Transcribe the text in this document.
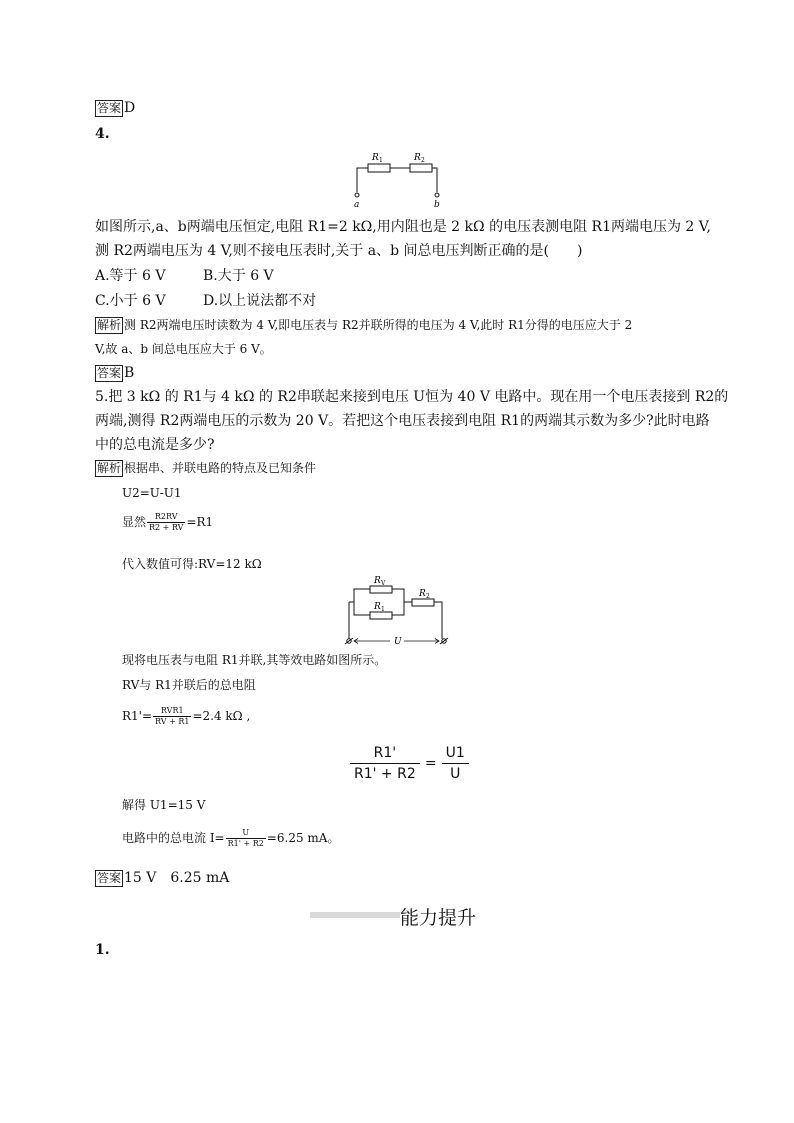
答案 D
4.
R 1	R 2
a	b
如图所示,a、b两端电压恒定,电阻 R1=2 kΩ,用内阻也是 2 kΩ 的电压表测电阻 R1两端电压为 2 V,
测 R2两端电压为 4 V,则不接电压表时,关于 a、b 间总电压判断正确的是(　　)
A.等于 6 V	B.大于 6 V
C.小于 6 V	D.以上说法都不对
解析 测 R2两端电压时读数为 4 V,即电压表与 R2并联所得的电压为 4 V,此时 R1分得的电压应大于 2
V,故 a、b 间总电压应大于 6 V。
答案 B
5.把 3 kΩ 的 R1与 4 kΩ 的 R2串联起来接到电压 U恒为 40 V 电路中。现在用一个电压表接到 R2的
两端,测得 R2两端电压的示数为 20 V。若把这个电压表接到电阻 R1的两端其示数为多少?此时电路
中的总电流是多少?
解析 根据串、并联电路的特点及已知条件
U2=U-U1
显然 $\frac{R2RV}{R2 + RV} =R1$
代入数值可得:RV=12 kΩ
R V
R 1
R 2
U
现将电压表与电阻 R1并联,其等效电路如图所示。
RV与 R1并联后的总电阻
$R1'= \frac{\text{RVR1}}{RV + R1} =2.4$ kΩ ,
$\frac{R1'}{R1' + R2} = \frac{U1}{U}$
解得 U1=15 V
电路中的总电流 $I= \frac{U}{R1' + R2} =6.25$ mA。
答案 15 V　6.25 mA
能力提升
1.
####
Work to complete
Copy each line of the records precisely and drop any images they hold.

Solution to the problem
Transcribe the text in this document.
答案 D
4.
R 1	R 2
a	b
如图所示,a、b两端电压恒定,电阻 R1=2 kΩ,用内阻也是 2 kΩ 的电压表测电阻 R1两端电压为 2 V,
测 R2两端电压为 4 V,则不接电压表时,关于 a、b 间总电压判断正确的是(　　)
A.等于 6 V	B.大于 6 V
C.小于 6 V	D.以上说法都不对
解析 测 R2两端电压时读数为 4 V,即电压表与 R2并联所得的电压为 4 V,此时 R1分得的电压应大于 2
V,故 a、b 间总电压应大于 6 V。
答案 B
5.把 3 kΩ 的 R1与 4 kΩ 的 R2串联起来接到电压 U恒为 40 V 电路中。现在用一个电压表接到 R2的
两端,测得 R2两端电压的示数为 20 V。若把这个电压表接到电阻 R1的两端其示数为多少?此时电路
中的总电流是多少?
解析 根据串、并联电路的特点及已知条件
U2=U-U1
显然 $\frac{R2RV}{R2 + RV} =R1$
代入数值可得:RV=12 kΩ
R V
R 1
R 2
U
现将电压表与电阻 R1并联,其等效电路如图所示。
RV与 R1并联后的总电阻
$R1'= \frac{\text{RVR1}}{RV + R1} =2.4$ kΩ ,
$\frac{R1'}{R1' + R2} = \frac{U1}{U}$
解得 U1=15 V
电路中的总电流 $I= \frac{U}{R1' + R2} =6.25$ mA。
答案 15 V　6.25 mA
能力提升
1.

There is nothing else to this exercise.